▶ _WORK TO DO_
Write out every single entry exactly.

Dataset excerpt

-- START --

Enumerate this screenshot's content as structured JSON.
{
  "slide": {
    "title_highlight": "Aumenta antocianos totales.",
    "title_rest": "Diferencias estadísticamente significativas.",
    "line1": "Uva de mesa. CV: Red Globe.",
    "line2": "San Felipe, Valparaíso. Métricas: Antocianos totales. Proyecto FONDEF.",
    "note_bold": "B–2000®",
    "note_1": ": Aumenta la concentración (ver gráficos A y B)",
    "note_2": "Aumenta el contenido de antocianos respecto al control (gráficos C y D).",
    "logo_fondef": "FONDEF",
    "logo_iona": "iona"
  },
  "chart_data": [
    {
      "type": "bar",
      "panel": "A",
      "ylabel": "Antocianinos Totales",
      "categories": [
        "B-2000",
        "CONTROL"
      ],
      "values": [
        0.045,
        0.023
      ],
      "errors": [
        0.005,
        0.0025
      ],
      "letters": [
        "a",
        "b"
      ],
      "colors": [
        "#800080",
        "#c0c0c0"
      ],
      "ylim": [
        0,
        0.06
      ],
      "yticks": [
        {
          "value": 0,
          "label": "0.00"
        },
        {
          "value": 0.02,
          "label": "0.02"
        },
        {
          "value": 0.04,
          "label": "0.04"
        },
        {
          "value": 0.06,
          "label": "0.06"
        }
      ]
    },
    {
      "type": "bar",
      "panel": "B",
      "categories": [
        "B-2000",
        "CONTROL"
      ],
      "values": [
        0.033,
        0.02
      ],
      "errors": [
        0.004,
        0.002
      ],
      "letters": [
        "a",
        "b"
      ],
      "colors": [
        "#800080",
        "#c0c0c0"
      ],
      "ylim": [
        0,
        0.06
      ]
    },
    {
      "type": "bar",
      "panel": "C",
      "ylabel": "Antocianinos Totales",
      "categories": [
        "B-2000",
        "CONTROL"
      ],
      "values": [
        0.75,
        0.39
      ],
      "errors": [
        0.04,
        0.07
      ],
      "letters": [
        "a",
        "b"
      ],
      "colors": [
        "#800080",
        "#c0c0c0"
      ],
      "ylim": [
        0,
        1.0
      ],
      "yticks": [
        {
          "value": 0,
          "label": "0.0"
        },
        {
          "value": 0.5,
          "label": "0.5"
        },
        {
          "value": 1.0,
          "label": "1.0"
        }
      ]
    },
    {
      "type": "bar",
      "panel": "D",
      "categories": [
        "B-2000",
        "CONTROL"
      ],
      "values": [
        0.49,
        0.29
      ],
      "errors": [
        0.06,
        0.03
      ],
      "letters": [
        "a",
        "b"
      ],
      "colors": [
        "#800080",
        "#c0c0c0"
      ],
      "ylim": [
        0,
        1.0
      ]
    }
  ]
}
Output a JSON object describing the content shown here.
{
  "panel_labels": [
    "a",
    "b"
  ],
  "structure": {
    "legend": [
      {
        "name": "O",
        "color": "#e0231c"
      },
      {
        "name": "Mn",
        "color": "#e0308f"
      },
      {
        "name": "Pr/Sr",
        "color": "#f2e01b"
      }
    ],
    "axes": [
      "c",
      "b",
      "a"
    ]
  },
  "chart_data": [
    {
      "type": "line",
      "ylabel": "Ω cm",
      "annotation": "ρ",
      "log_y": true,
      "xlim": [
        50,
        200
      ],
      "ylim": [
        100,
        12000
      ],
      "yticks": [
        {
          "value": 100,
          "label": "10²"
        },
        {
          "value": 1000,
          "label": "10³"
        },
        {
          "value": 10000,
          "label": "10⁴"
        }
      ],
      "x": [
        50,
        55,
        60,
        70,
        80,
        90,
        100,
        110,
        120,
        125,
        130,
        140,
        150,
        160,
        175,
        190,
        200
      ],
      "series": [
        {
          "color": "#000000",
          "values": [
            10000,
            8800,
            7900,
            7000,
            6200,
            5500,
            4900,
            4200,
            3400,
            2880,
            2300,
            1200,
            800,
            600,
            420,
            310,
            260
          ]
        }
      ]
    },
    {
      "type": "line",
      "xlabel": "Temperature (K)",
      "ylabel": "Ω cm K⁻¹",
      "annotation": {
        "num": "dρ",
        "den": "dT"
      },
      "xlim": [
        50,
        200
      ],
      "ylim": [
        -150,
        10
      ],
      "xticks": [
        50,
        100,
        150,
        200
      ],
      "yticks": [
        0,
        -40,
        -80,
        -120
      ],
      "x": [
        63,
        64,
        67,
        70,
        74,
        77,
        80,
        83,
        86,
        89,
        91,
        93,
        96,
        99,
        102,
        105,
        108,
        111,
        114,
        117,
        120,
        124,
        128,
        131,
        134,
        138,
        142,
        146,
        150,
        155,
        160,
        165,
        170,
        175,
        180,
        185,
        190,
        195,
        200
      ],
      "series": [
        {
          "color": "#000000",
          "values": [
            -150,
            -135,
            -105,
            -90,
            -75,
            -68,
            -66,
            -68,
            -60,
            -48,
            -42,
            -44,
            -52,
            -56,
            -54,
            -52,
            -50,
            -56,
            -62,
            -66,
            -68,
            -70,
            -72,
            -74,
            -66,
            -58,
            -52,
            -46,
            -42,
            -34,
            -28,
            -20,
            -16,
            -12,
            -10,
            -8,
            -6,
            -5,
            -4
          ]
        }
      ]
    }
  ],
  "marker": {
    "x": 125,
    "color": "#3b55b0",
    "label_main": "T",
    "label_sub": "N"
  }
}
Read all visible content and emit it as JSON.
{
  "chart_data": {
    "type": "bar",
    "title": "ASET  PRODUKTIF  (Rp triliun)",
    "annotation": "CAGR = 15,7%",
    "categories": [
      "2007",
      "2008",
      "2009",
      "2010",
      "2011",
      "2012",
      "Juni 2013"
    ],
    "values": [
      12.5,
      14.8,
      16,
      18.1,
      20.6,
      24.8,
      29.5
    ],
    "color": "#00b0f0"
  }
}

-- END --

▶ _EXERCISE RESULT_
Enumerate this screenshot's content as structured JSON.
{
  "slide": {
    "title_highlight": "Aumenta antocianos totales.",
    "title_rest": "Diferencias estadísticamente significativas.",
    "line1": "Uva de mesa. CV: Red Globe.",
    "line2": "San Felipe, Valparaíso. Métricas: Antocianos totales. Proyecto FONDEF.",
    "note_bold": "B–2000®",
    "note_1": ": Aumenta la concentración (ver gráficos A y B)",
    "note_2": "Aumenta el contenido de antocianos respecto al control (gráficos C y D).",
    "logo_fondef": "FONDEF",
    "logo_iona": "iona"
  },
  "chart_data": [
    {
      "type": "bar",
      "panel": "A",
      "ylabel": "Antocianinos Totales",
      "categories": [
        "B-2000",
        "CONTROL"
      ],
      "values": [
        0.045,
        0.023
      ],
      "errors": [
        0.005,
        0.0025
      ],
      "letters": [
        "a",
        "b"
      ],
      "colors": [
        "#800080",
        "#c0c0c0"
      ],
      "ylim": [
        0,
        0.06
      ],
      "yticks": [
        {
          "value": 0,
          "label": "0.00"
        },
        {
          "value": 0.02,
          "label": "0.02"
        },
        {
          "value": 0.04,
          "label": "0.04"
        },
        {
          "value": 0.06,
          "label": "0.06"
        }
      ]
    },
    {
      "type": "bar",
      "panel": "B",
      "categories": [
        "B-2000",
        "CONTROL"
      ],
      "values": [
        0.033,
        0.02
      ],
      "errors": [
        0.004,
        0.002
      ],
      "letters": [
        "a",
        "b"
      ],
      "colors": [
        "#800080",
        "#c0c0c0"
      ],
      "ylim": [
        0,
        0.06
      ]
    },
    {
      "type": "bar",
      "panel": "C",
      "ylabel": "Antocianinos Totales",
      "categories": [
        "B-2000",
        "CONTROL"
      ],
      "values": [
        0.75,
        0.39
      ],
      "errors": [
        0.04,
        0.07
      ],
      "letters": [
        "a",
        "b"
      ],
      "colors": [
        "#800080",
        "#c0c0c0"
      ],
      "ylim": [
        0,
        1.0
      ],
      "yticks": [
        {
          "value": 0,
          "label": "0.0"
        },
        {
          "value": 0.5,
          "label": "0.5"
        },
        {
          "value": 1.0,
          "label": "1.0"
        }
      ]
    },
    {
      "type": "bar",
      "panel": "D",
      "categories": [
        "B-2000",
        "CONTROL"
      ],
      "values": [
        0.49,
        0.29
      ],
      "errors": [
        0.06,
        0.03
      ],
      "letters": [
        "a",
        "b"
      ],
      "colors": [
        "#800080",
        "#c0c0c0"
      ],
      "ylim": [
        0,
        1.0
      ]
    }
  ]
}
Output a JSON object describing the content shown here.
{
  "panel_labels": [
    "a",
    "b"
  ],
  "structure": {
    "legend": [
      {
        "name": "O",
        "color": "#e0231c"
      },
      {
        "name": "Mn",
        "color": "#e0308f"
      },
      {
        "name": "Pr/Sr",
        "color": "#f2e01b"
      }
    ],
    "axes": [
      "c",
      "b",
      "a"
    ]
  },
  "chart_data": [
    {
      "type": "line",
      "ylabel": "Ω cm",
      "annotation": "ρ",
      "log_y": true,
      "xlim": [
        50,
        200
      ],
      "ylim": [
        100,
        12000
      ],
      "yticks": [
        {
          "value": 100,
          "label": "10²"
        },
        {
          "value": 1000,
          "label": "10³"
        },
        {
          "value": 10000,
          "label": "10⁴"
        }
      ],
      "x": [
        50,
        55,
        60,
        70,
        80,
        90,
        100,
        110,
        120,
        125,
        130,
        140,
        150,
        160,
        175,
        190,
        200
      ],
      "series": [
        {
          "color": "#000000",
          "values": [
            10000,
            8800,
            7900,
            7000,
            6200,
            5500,
            4900,
            4200,
            3400,
            2880,
            2300,
            1200,
            800,
            600,
            420,
            310,
            260
          ]
        }
      ]
    },
    {
      "type": "line",
      "xlabel": "Temperature (K)",
      "ylabel": "Ω cm K⁻¹",
      "annotation": {
        "num": "dρ",
        "den": "dT"
      },
      "xlim": [
        50,
        200
      ],
      "ylim": [
        -150,
        10
      ],
      "xticks": [
        50,
        100,
        150,
        200
      ],
      "yticks": [
        0,
        -40,
        -80,
        -120
      ],
      "x": [
        63,
        64,
        67,
        70,
        74,
        77,
        80,
        83,
        86,
        89,
        91,
        93,
        96,
        99,
        102,
        105,
        108,
        111,
        114,
        117,
        120,
        124,
        128,
        131,
        134,
        138,
        142,
        146,
        150,
        155,
        160,
        165,
        170,
        175,
        180,
        185,
        190,
        195,
        200
      ],
      "series": [
        {
          "color": "#000000",
          "values": [
            -150,
            -135,
            -105,
            -90,
            -75,
            -68,
            -66,
            -68,
            -60,
            -48,
            -42,
            -44,
            -52,
            -56,
            -54,
            -52,
            -50,
            -56,
            -62,
            -66,
            -68,
            -70,
            -72,
            -74,
            -66,
            -58,
            -52,
            -46,
            -42,
            -34,
            -28,
            -20,
            -16,
            -12,
            -10,
            -8,
            -6,
            -5,
            -4
          ]
        }
      ]
    }
  ],
  "marker": {
    "x": 125,
    "color": "#3b55b0",
    "label_main": "T",
    "label_sub": "N"
  }
}
Read all visible content and emit it as JSON.
{
  "chart_data": {
    "type": "bar",
    "title": "ASET  PRODUKTIF  (Rp triliun)",
    "annotation": "CAGR = 15,7%",
    "categories": [
      "2007",
      "2008",
      "2009",
      "2010",
      "2011",
      "2012",
      "Juni 2013"
    ],
    "values": [
      12.5,
      14.8,
      16,
      18.1,
      20.6,
      24.8,
      29.5
    ],
    "color": "#00b0f0"
  }
}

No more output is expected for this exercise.